┌─ RECORDS SUPPLIED

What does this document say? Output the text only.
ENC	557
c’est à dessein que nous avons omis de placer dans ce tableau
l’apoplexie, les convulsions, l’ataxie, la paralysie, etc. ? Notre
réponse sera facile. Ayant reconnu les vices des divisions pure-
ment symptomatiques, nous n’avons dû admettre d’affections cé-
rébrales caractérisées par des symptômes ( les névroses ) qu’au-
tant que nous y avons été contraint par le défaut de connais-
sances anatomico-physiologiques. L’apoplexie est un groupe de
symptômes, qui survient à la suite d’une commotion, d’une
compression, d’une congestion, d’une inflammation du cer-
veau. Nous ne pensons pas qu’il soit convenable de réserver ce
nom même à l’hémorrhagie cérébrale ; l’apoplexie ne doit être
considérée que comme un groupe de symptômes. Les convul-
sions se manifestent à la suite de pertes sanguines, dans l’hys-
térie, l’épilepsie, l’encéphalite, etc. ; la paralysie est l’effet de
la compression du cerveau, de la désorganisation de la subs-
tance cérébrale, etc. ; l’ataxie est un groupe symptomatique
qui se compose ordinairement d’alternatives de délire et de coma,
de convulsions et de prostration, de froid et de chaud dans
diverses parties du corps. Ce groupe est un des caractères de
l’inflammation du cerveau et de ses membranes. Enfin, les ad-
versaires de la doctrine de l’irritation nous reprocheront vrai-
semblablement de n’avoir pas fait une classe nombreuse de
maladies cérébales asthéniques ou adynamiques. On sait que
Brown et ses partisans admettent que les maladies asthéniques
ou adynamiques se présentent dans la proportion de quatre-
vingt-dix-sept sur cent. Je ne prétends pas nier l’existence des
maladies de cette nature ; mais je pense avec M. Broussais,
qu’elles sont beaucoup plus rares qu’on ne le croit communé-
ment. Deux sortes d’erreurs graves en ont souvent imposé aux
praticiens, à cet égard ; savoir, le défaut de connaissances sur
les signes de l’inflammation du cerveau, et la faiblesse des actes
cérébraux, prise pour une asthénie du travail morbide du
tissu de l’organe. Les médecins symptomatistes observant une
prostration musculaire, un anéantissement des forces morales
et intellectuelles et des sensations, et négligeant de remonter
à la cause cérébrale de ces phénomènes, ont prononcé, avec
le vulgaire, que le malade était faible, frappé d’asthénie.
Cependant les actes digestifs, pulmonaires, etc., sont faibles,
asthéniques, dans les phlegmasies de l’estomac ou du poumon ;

└─

§ **DIRECTIVE**: Identify all lines in the records above with the word "convulsions".

§ **REPLY TO THE TASK**:
l’apoplexie, les convulsions, l’ataxie, la paralysie, etc. ? Notre
de convulsions et de prostration, de froid et de chaud dans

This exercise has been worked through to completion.